### Problem description
Check every line below for the word "screenshot" and copy each one that has it.
-- start Data listing --
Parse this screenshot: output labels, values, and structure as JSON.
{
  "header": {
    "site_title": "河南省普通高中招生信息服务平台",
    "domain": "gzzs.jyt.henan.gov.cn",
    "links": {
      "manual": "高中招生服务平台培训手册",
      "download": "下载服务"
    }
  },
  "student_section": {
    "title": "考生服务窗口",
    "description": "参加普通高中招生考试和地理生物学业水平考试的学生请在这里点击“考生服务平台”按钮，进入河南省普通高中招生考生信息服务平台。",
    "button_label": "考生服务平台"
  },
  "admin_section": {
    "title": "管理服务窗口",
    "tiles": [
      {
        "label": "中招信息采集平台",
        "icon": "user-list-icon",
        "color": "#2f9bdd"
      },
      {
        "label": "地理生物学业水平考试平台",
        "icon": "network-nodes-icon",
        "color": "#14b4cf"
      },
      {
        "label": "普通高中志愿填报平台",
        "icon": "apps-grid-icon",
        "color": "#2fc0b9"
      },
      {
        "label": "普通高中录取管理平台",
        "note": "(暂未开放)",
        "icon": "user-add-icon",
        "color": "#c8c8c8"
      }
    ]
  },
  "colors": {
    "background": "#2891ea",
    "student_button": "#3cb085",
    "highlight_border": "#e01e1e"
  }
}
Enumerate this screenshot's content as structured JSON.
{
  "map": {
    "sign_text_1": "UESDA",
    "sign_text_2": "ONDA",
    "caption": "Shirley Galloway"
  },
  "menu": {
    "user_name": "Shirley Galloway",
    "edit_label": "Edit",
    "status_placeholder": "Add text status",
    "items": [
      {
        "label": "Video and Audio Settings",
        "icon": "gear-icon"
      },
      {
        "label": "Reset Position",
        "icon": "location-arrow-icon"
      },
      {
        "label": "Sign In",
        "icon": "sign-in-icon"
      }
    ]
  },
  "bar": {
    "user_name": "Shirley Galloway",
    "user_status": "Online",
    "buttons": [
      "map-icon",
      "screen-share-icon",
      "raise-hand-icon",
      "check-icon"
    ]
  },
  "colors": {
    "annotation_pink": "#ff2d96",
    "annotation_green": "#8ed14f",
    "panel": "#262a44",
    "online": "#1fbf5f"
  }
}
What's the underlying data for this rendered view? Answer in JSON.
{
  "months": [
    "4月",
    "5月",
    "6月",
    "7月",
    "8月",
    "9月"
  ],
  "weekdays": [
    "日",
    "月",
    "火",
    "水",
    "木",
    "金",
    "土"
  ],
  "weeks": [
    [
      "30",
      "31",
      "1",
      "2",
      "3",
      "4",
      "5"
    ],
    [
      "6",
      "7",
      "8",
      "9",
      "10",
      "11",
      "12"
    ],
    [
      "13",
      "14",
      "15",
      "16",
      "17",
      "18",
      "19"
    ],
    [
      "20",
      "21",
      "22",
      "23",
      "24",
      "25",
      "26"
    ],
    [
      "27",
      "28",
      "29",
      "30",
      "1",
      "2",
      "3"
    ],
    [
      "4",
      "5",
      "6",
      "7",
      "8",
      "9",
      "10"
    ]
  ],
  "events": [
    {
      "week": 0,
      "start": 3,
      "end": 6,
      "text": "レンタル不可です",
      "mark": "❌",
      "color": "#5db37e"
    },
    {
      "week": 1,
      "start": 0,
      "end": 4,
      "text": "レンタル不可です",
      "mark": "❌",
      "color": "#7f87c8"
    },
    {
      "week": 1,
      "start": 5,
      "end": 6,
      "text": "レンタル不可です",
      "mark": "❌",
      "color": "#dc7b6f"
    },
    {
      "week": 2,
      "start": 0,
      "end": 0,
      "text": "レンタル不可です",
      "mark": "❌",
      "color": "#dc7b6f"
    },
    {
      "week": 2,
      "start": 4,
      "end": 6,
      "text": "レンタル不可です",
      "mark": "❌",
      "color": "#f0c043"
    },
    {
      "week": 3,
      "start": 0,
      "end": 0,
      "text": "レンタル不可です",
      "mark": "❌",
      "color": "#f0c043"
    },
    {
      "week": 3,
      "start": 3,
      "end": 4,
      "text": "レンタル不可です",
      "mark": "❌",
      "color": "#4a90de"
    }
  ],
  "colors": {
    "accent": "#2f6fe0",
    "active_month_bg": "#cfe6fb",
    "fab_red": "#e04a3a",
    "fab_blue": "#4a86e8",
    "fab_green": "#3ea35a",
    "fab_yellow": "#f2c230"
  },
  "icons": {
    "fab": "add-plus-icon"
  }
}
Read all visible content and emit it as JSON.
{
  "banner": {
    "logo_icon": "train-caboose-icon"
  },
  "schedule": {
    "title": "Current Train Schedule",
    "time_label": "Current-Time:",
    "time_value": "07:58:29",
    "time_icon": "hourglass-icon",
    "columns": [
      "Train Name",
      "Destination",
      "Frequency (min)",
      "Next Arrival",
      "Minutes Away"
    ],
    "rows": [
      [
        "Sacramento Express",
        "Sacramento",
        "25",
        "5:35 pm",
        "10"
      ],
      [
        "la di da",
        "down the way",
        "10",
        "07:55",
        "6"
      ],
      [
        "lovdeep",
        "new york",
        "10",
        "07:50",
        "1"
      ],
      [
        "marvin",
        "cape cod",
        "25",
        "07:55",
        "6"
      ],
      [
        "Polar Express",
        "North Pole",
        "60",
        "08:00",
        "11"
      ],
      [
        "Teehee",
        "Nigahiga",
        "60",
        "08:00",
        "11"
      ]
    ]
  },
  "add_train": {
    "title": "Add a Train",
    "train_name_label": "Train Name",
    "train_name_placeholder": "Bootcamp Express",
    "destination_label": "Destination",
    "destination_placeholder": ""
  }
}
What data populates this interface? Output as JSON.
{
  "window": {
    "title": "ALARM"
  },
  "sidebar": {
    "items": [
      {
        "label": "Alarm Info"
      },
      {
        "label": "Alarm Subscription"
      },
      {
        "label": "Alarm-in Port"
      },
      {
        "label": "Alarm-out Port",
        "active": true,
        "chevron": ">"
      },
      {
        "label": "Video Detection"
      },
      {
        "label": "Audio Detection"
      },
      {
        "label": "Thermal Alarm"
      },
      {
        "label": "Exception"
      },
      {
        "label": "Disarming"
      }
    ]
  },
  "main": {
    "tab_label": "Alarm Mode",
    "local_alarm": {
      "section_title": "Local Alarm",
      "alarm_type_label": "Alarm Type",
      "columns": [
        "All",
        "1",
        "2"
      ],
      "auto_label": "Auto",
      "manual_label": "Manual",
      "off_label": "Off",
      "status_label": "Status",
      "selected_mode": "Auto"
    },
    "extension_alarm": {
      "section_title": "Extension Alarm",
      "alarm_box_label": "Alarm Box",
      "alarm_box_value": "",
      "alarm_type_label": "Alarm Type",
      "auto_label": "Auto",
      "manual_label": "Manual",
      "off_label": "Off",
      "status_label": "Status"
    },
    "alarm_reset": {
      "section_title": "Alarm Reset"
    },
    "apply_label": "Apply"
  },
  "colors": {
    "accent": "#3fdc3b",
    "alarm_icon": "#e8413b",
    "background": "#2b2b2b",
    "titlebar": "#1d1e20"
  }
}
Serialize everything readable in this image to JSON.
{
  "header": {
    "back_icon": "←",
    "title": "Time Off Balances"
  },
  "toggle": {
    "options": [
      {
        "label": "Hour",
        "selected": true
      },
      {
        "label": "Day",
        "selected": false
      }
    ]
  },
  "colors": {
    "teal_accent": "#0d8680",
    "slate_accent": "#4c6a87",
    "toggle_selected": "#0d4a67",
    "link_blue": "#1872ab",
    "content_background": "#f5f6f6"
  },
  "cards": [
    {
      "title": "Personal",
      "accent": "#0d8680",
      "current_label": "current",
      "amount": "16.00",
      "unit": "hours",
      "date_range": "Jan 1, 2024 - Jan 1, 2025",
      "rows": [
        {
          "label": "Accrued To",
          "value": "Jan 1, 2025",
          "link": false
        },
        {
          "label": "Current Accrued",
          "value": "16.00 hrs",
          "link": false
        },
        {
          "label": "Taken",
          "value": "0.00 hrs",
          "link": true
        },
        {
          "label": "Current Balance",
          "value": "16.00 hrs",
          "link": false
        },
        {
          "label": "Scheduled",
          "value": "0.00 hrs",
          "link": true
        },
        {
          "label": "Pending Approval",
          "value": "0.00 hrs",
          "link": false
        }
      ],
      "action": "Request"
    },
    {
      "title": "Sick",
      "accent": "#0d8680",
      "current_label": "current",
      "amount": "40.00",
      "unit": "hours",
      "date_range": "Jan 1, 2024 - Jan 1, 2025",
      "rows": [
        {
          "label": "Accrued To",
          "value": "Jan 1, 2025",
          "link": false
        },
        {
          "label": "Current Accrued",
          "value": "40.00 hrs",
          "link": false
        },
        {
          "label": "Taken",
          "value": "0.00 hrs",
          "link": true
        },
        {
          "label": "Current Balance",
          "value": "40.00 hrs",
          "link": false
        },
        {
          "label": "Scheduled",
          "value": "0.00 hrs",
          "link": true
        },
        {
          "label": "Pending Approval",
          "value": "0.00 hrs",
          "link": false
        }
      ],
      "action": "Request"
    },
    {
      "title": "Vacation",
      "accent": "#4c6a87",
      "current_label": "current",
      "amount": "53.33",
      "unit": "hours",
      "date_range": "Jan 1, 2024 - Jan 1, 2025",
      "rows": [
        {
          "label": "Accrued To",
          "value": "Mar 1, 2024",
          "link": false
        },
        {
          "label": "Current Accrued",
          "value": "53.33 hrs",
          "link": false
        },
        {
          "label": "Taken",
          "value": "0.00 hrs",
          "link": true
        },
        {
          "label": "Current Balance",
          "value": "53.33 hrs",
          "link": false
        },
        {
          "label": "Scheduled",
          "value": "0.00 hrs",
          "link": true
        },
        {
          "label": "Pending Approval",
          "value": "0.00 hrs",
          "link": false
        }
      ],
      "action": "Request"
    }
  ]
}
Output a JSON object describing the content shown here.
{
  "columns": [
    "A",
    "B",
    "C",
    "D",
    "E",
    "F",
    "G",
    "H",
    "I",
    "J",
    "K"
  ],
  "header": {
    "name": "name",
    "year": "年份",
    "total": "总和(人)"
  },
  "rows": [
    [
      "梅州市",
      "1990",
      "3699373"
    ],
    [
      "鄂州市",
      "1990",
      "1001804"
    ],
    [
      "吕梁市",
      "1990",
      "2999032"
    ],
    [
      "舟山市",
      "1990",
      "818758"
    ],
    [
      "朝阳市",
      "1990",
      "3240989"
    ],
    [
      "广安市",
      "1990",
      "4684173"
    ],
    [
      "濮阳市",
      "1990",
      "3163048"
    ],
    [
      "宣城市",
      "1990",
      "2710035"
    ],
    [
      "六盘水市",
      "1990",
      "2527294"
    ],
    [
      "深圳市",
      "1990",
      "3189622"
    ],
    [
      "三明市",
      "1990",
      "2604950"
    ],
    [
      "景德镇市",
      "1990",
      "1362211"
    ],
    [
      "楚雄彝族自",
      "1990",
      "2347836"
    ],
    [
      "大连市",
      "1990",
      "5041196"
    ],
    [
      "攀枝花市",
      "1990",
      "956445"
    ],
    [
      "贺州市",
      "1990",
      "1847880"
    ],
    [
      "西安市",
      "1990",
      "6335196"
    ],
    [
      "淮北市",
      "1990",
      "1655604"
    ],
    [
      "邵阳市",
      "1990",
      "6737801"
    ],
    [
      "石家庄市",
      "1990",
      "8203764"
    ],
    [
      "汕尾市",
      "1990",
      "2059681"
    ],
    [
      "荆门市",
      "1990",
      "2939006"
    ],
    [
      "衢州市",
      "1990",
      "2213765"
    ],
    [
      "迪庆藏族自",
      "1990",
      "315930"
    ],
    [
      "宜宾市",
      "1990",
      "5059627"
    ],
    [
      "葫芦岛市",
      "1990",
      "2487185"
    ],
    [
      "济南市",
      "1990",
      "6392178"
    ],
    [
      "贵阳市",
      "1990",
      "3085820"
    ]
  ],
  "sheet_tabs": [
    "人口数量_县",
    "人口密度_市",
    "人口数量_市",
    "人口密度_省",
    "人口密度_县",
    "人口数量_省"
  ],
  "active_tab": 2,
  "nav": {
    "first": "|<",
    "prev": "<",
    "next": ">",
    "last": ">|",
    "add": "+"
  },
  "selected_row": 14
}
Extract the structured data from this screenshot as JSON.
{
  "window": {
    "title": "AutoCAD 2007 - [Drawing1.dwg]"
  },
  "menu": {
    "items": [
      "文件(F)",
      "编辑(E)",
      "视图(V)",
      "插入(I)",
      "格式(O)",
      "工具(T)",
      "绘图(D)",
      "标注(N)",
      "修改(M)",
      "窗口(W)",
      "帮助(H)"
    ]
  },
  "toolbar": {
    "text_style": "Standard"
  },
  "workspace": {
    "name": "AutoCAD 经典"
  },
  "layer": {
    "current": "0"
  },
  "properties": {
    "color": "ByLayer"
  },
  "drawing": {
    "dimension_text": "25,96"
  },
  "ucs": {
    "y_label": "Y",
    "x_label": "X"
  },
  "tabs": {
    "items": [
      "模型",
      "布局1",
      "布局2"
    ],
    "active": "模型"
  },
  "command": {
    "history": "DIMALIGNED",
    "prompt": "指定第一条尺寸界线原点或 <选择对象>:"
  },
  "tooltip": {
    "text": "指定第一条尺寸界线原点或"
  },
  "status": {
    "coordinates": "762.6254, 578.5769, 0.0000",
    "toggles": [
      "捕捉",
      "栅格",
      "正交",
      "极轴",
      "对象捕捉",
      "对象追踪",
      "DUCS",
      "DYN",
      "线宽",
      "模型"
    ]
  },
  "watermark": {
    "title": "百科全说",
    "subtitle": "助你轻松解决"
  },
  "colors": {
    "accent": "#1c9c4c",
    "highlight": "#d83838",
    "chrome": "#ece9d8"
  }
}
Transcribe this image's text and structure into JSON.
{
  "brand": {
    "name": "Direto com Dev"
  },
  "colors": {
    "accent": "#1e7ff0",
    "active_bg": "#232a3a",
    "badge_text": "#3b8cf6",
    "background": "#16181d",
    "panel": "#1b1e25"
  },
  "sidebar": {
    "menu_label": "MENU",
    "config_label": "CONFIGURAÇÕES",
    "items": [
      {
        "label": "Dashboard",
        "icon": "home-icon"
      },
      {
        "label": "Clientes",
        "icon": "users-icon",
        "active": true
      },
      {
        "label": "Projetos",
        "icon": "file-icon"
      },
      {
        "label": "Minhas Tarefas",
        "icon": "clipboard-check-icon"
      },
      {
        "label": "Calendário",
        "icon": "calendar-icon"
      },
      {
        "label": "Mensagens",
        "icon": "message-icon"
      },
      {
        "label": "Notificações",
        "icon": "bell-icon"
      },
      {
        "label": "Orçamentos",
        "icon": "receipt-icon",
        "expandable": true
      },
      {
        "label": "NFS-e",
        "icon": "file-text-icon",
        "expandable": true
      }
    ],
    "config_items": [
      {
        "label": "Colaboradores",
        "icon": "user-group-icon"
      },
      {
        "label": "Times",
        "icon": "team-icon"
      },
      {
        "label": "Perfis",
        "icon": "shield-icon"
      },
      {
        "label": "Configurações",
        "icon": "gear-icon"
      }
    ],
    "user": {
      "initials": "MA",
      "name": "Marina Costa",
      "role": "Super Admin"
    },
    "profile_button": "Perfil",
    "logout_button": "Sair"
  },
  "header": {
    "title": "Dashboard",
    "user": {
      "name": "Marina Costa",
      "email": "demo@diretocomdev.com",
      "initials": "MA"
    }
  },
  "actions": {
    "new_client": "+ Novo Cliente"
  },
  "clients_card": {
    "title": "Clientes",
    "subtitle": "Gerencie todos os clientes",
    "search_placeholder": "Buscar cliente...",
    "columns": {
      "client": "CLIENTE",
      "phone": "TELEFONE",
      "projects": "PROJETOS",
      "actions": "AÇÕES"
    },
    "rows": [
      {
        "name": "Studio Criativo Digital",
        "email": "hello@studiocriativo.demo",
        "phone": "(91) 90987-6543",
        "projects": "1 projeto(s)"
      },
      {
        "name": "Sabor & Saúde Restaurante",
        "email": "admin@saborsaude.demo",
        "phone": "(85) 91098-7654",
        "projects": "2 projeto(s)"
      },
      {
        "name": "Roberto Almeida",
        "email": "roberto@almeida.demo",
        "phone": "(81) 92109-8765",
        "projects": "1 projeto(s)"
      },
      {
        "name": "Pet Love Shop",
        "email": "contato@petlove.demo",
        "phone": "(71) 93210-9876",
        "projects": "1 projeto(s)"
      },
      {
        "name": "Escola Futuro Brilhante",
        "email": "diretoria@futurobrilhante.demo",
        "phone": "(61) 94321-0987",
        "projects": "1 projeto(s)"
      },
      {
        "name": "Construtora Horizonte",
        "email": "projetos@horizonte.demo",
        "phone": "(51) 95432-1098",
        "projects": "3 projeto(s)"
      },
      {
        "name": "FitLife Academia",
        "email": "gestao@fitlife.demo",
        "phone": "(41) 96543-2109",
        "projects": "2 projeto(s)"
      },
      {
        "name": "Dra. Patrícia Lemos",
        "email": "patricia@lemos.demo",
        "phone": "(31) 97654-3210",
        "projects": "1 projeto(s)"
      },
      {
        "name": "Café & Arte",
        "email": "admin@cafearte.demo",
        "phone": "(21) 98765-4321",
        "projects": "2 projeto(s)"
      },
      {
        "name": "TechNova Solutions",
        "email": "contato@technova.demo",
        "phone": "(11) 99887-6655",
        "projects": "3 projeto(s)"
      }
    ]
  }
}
-- end Data listing --
### Task response
Parse this screenshot: output labels, values, and structure as JSON.
Enumerate this screenshot's content as structured JSON.
Extract the structured data from this screenshot as JSON.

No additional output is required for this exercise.